**Exercise objective**
Every line of the material below should be repeated exactly.

**Input records**
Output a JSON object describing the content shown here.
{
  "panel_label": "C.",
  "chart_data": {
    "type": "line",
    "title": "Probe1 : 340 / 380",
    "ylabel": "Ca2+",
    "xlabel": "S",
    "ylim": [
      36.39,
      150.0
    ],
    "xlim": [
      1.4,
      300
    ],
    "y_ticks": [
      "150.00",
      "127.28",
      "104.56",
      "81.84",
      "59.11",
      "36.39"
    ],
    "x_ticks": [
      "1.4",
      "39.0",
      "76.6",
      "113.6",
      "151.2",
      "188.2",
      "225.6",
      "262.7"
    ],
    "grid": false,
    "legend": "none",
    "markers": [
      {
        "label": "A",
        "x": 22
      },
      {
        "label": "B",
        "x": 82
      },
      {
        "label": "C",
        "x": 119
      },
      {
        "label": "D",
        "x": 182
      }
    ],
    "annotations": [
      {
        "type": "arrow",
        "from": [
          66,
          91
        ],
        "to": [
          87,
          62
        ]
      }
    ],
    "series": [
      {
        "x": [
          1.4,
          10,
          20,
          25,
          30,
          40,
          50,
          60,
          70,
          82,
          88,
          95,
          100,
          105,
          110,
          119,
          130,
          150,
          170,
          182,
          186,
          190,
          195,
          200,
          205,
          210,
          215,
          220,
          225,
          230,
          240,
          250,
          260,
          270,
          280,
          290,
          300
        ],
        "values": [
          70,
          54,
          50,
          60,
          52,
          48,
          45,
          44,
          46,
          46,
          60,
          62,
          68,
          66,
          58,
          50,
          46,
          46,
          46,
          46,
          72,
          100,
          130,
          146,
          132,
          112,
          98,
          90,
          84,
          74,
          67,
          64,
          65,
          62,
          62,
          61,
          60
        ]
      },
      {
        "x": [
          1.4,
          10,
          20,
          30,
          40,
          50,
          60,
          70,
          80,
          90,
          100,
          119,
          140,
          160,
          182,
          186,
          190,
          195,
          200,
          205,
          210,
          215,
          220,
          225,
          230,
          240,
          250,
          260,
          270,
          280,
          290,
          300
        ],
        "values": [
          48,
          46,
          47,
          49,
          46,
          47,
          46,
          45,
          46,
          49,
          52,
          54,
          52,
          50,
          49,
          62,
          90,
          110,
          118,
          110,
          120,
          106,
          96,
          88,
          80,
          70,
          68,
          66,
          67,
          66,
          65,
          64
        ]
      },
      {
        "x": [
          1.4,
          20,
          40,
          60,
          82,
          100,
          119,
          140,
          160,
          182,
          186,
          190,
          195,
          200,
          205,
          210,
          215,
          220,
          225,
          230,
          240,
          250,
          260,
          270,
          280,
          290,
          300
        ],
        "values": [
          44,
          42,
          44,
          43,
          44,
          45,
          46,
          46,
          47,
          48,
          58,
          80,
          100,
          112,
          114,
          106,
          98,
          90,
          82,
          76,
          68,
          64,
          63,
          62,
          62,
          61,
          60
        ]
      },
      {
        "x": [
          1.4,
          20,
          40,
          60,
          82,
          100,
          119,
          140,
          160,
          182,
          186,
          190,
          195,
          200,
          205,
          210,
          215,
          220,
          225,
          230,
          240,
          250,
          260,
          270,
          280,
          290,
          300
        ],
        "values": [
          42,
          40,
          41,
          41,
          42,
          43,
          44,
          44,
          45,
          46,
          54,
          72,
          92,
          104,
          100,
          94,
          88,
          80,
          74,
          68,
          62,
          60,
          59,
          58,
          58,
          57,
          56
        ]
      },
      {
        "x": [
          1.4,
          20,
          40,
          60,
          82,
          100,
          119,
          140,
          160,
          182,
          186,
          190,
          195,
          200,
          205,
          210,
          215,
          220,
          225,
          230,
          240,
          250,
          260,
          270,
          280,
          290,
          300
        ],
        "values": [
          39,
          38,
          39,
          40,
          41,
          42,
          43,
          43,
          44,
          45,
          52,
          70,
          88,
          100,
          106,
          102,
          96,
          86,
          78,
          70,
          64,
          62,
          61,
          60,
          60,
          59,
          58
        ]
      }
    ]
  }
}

**Response below**
Output a JSON object describing the content shown here.
{
  "panel_label": "C.",
  "chart_data": {
    "type": "line",
    "title": "Probe1 : 340 / 380",
    "ylabel": "Ca2+",
    "xlabel": "S",
    "ylim": [
      36.39,
      150.0
    ],
    "xlim": [
      1.4,
      300
    ],
    "y_ticks": [
      "150.00",
      "127.28",
      "104.56",
      "81.84",
      "59.11",
      "36.39"
    ],
    "x_ticks": [
      "1.4",
      "39.0",
      "76.6",
      "113.6",
      "151.2",
      "188.2",
      "225.6",
      "262.7"
    ],
    "grid": false,
    "legend": "none",
    "markers": [
      {
        "label": "A",
        "x": 22
      },
      {
        "label": "B",
        "x": 82
      },
      {
        "label": "C",
        "x": 119
      },
      {
        "label": "D",
        "x": 182
      }
    ],
    "annotations": [
      {
        "type": "arrow",
        "from": [
          66,
          91
        ],
        "to": [
          87,
          62
        ]
      }
    ],
    "series": [
      {
        "x": [
          1.4,
          10,
          20,
          25,
          30,
          40,
          50,
          60,
          70,
          82,
          88,
          95,
          100,
          105,
          110,
          119,
          130,
          150,
          170,
          182,
          186,
          190,
          195,
          200,
          205,
          210,
          215,
          220,
          225,
          230,
          240,
          250,
          260,
          270,
          280,
          290,
          300
        ],
        "values": [
          70,
          54,
          50,
          60,
          52,
          48,
          45,
          44,
          46,
          46,
          60,
          62,
          68,
          66,
          58,
          50,
          46,
          46,
          46,
          46,
          72,
          100,
          130,
          146,
          132,
          112,
          98,
          90,
          84,
          74,
          67,
          64,
          65,
          62,
          62,
          61,
          60
        ]
      },
      {
        "x": [
          1.4,
          10,
          20,
          30,
          40,
          50,
          60,
          70,
          80,
          90,
          100,
          119,
          140,
          160,
          182,
          186,
          190,
          195,
          200,
          205,
          210,
          215,
          220,
          225,
          230,
          240,
          250,
          260,
          270,
          280,
          290,
          300
        ],
        "values": [
          48,
          46,
          47,
          49,
          46,
          47,
          46,
          45,
          46,
          49,
          52,
          54,
          52,
          50,
          49,
          62,
          90,
          110,
          118,
          110,
          120,
          106,
          96,
          88,
          80,
          70,
          68,
          66,
          67,
          66,
          65,
          64
        ]
      },
      {
        "x": [
          1.4,
          20,
          40,
          60,
          82,
          100,
          119,
          140,
          160,
          182,
          186,
          190,
          195,
          200,
          205,
          210,
          215,
          220,
          225,
          230,
          240,
          250,
          260,
          270,
          280,
          290,
          300
        ],
        "values": [
          44,
          42,
          44,
          43,
          44,
          45,
          46,
          46,
          47,
          48,
          58,
          80,
          100,
          112,
          114,
          106,
          98,
          90,
          82,
          76,
          68,
          64,
          63,
          62,
          62,
          61,
          60
        ]
      },
      {
        "x": [
          1.4,
          20,
          40,
          60,
          82,
          100,
          119,
          140,
          160,
          182,
          186,
          190,
          195,
          200,
          205,
          210,
          215,
          220,
          225,
          230,
          240,
          250,
          260,
          270,
          280,
          290,
          300
        ],
        "values": [
          42,
          40,
          41,
          41,
          42,
          43,
          44,
          44,
          45,
          46,
          54,
          72,
          92,
          104,
          100,
          94,
          88,
          80,
          74,
          68,
          62,
          60,
          59,
          58,
          58,
          57,
          56
        ]
      },
      {
        "x": [
          1.4,
          20,
          40,
          60,
          82,
          100,
          119,
          140,
          160,
          182,
          186,
          190,
          195,
          200,
          205,
          210,
          215,
          220,
          225,
          230,
          240,
          250,
          260,
          270,
          280,
          290,
          300
        ],
        "values": [
          39,
          38,
          39,
          40,
          41,
          42,
          43,
          43,
          44,
          45,
          52,
          70,
          88,
          100,
          106,
          102,
          96,
          86,
          78,
          70,
          64,
          62,
          61,
          60,
          60,
          59,
          58
        ]
      }
    ]
  }
}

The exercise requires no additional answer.